* SUPPLIED RECORDS:
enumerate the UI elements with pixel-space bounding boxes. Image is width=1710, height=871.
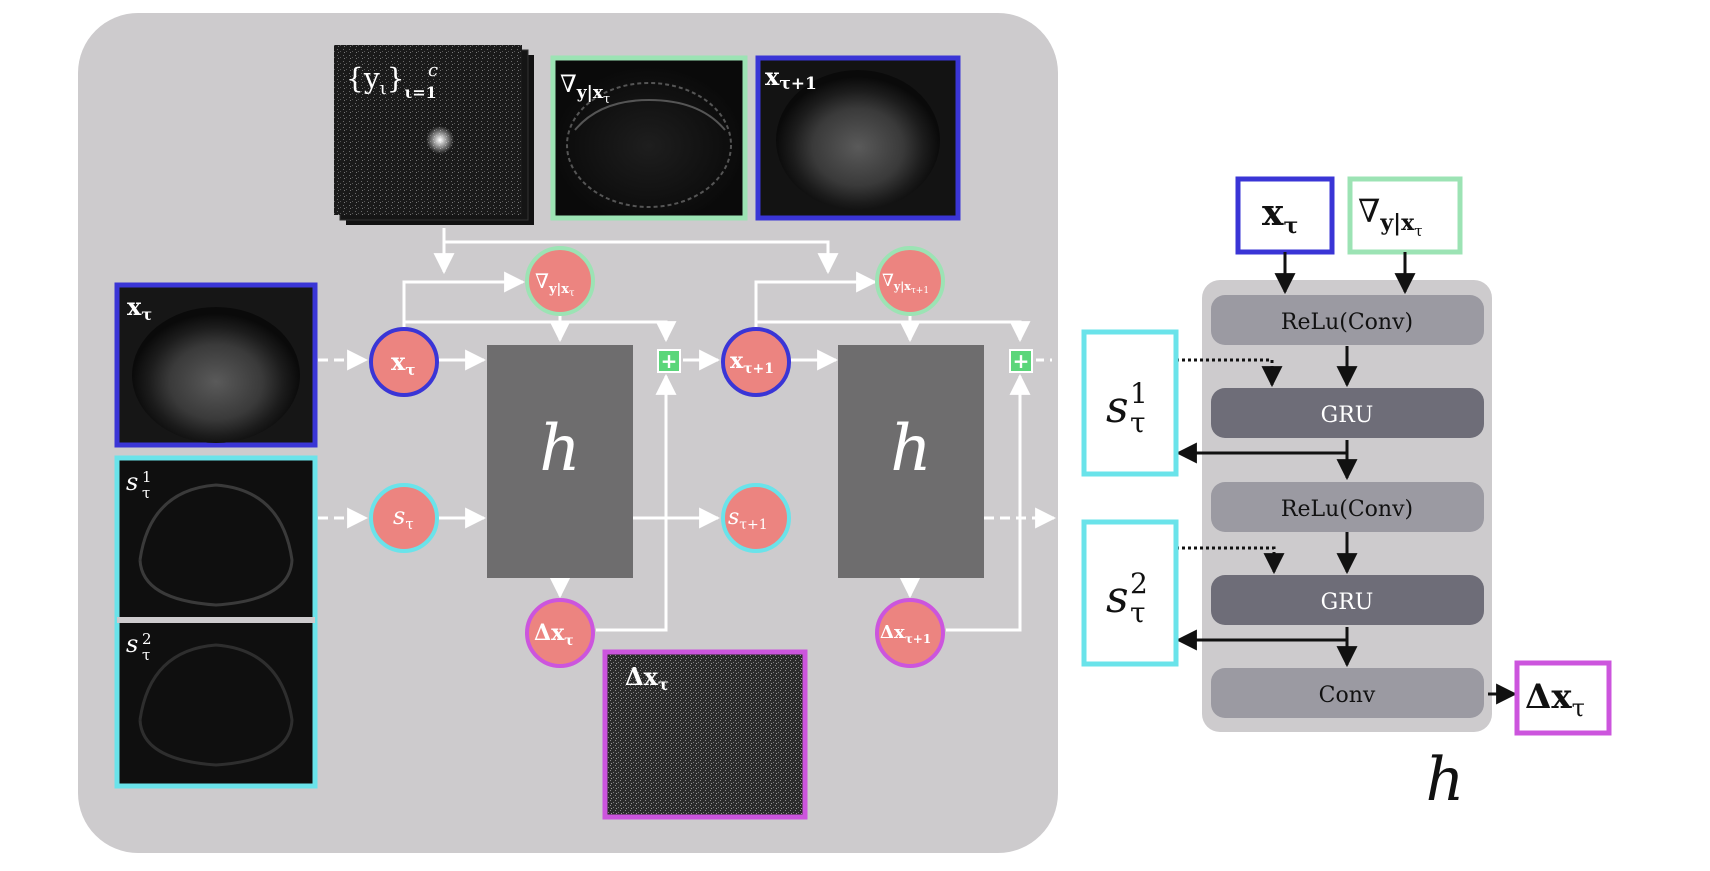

* * *

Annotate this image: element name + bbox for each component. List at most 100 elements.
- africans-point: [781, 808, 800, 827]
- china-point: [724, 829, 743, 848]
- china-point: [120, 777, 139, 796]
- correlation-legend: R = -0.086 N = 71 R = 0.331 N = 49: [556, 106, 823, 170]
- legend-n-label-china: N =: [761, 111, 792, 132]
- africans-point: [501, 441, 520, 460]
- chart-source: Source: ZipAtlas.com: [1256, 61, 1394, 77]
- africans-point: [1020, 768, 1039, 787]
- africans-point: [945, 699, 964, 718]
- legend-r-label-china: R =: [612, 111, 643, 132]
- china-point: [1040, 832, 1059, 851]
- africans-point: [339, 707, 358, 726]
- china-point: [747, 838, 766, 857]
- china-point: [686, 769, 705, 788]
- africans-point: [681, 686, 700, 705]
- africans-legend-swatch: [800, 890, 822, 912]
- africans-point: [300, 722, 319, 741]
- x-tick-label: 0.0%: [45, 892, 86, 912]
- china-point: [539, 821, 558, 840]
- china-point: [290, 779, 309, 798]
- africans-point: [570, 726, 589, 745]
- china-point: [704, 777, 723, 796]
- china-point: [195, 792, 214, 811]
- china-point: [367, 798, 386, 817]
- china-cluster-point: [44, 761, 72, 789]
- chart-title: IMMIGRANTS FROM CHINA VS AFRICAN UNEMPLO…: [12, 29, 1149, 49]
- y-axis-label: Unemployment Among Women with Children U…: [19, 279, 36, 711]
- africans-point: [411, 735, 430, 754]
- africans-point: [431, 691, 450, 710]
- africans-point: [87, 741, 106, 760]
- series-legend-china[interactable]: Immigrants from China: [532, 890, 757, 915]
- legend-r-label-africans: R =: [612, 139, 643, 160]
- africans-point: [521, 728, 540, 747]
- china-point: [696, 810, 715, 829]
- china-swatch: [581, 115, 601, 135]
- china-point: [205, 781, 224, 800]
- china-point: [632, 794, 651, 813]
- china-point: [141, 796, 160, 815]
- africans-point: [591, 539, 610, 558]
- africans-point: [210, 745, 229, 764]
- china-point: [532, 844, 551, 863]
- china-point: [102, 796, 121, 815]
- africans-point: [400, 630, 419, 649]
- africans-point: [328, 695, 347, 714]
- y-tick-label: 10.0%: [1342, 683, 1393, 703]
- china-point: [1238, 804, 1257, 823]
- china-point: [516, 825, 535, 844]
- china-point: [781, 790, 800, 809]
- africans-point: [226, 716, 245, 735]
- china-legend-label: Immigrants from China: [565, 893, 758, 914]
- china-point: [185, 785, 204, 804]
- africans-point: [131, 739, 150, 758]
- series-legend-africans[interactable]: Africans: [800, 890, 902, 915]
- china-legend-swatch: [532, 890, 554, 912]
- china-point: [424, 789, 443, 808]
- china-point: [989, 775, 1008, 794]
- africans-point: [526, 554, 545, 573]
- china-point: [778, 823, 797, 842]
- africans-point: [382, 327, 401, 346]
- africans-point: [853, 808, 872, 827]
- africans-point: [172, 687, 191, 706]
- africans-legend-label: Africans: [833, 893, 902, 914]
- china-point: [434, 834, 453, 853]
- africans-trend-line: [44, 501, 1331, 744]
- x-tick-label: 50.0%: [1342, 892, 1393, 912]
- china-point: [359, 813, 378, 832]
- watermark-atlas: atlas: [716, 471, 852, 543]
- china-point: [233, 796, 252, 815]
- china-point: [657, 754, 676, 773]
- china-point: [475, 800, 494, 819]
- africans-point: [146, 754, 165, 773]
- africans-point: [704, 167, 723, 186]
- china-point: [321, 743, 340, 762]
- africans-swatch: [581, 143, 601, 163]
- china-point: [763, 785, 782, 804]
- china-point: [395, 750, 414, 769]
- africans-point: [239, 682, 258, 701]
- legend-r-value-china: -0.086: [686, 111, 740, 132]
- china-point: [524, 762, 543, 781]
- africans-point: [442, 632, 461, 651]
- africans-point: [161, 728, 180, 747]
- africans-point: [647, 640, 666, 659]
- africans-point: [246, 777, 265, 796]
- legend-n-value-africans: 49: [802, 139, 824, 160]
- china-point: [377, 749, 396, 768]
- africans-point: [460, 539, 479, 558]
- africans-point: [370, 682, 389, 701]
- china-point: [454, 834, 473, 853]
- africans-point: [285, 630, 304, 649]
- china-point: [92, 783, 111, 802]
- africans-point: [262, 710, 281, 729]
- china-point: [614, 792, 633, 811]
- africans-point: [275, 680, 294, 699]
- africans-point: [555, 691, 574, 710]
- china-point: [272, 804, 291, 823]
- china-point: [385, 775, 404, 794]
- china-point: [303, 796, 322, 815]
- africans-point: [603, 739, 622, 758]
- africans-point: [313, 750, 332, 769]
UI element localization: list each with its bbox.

--

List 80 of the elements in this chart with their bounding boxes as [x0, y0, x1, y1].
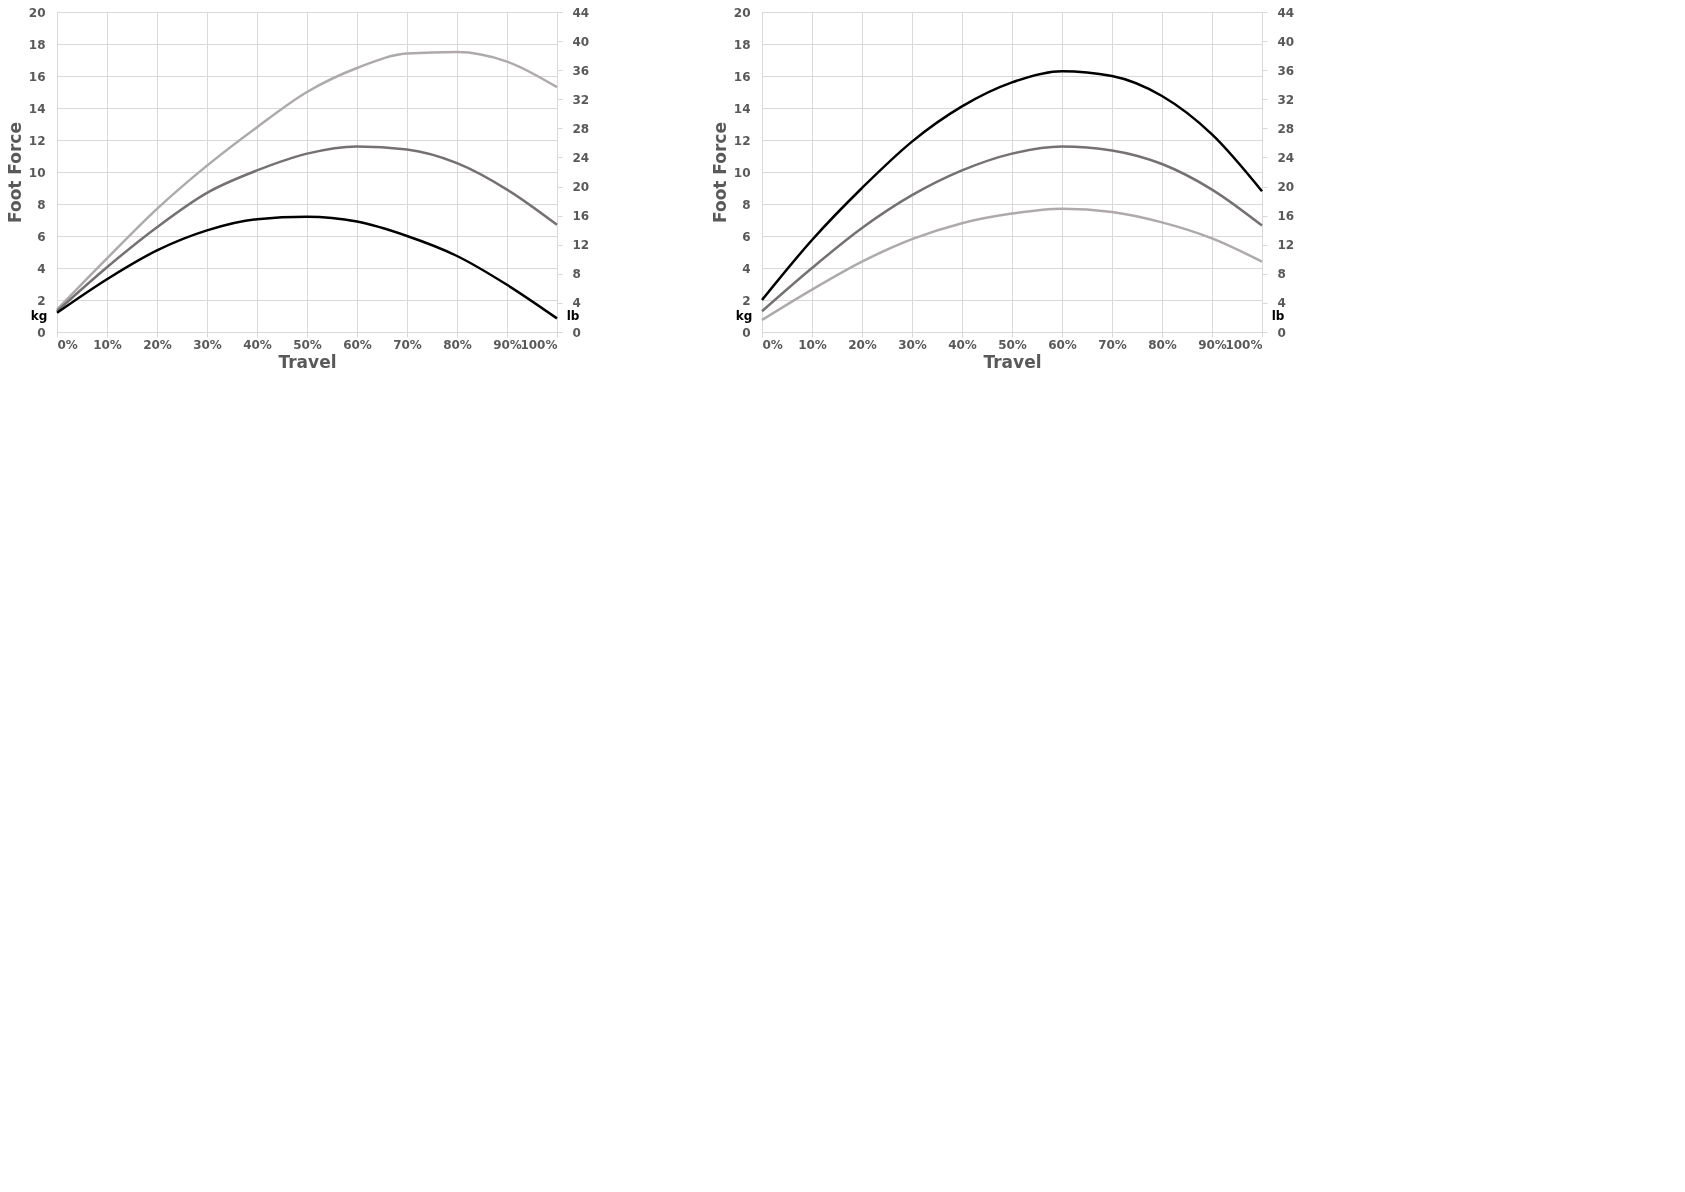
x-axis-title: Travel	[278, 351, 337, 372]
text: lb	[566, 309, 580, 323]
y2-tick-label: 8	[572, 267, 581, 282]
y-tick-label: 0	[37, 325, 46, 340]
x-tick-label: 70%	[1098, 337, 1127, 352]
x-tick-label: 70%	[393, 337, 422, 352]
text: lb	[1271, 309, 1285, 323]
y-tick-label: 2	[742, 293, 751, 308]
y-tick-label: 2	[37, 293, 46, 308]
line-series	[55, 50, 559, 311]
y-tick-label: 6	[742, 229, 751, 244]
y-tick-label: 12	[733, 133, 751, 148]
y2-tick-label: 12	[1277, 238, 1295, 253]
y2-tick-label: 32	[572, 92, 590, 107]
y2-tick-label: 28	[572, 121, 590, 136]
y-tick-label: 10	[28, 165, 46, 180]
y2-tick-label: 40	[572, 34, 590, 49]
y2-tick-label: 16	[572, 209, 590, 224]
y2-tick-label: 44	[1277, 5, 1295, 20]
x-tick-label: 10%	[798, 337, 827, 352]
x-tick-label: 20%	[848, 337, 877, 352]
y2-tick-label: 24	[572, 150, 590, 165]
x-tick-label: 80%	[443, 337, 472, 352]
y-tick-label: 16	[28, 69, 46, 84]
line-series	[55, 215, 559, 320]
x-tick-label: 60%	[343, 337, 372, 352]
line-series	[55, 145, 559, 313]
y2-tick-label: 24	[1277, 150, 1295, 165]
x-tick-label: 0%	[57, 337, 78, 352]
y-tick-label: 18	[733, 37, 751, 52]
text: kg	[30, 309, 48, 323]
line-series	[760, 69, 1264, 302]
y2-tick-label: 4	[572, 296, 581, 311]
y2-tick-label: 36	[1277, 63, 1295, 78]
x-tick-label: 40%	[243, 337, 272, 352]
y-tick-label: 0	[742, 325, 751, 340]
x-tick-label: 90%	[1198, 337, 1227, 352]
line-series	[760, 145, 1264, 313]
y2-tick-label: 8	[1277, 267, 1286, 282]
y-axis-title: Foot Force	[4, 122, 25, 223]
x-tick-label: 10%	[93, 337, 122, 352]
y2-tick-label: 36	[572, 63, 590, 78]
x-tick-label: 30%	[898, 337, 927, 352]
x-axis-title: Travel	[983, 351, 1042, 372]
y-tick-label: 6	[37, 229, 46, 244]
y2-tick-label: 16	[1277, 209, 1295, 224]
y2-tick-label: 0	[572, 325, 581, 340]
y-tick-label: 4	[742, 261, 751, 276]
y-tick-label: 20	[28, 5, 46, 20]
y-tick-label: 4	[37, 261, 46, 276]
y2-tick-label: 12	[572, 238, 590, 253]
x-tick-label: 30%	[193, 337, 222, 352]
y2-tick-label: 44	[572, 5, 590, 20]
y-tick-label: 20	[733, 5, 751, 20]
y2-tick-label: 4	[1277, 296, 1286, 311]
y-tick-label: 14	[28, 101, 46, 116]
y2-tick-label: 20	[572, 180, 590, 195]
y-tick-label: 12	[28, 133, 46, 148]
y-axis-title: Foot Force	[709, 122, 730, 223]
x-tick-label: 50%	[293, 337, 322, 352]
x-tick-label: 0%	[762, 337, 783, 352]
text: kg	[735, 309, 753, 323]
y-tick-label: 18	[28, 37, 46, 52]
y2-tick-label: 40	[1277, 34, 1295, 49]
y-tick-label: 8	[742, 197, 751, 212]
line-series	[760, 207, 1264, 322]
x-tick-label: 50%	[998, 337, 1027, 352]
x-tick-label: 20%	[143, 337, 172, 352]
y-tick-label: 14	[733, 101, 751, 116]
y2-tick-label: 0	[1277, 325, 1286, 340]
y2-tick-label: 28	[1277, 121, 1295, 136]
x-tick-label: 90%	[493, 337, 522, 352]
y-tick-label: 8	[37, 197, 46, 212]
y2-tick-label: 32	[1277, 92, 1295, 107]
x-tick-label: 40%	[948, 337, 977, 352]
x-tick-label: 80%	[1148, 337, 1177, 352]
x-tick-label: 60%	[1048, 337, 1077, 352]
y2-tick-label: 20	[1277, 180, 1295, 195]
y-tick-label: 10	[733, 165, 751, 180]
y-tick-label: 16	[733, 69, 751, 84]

* TASK BRIEF: Copy the listing word for word, from the line containing "List 80 of the" through the line containing "238, 1295, 253]", including both of those lines. Omit the pictures.

* FINAL ANSWER:
List 80 of the elements in this chart with their bounding boxes as [x0, y0, x1, y1].
x-axis-title: Travel	[278, 351, 337, 372]
text: lb	[566, 309, 580, 323]
y2-tick-label: 8	[572, 267, 581, 282]
y-tick-label: 0	[37, 325, 46, 340]
x-tick-label: 70%	[1098, 337, 1127, 352]
x-tick-label: 70%	[393, 337, 422, 352]
text: lb	[1271, 309, 1285, 323]
y-tick-label: 2	[742, 293, 751, 308]
y-tick-label: 2	[37, 293, 46, 308]
line-series	[55, 50, 559, 311]
y-tick-label: 6	[742, 229, 751, 244]
y-tick-label: 12	[733, 133, 751, 148]
y2-tick-label: 12	[1277, 238, 1295, 253]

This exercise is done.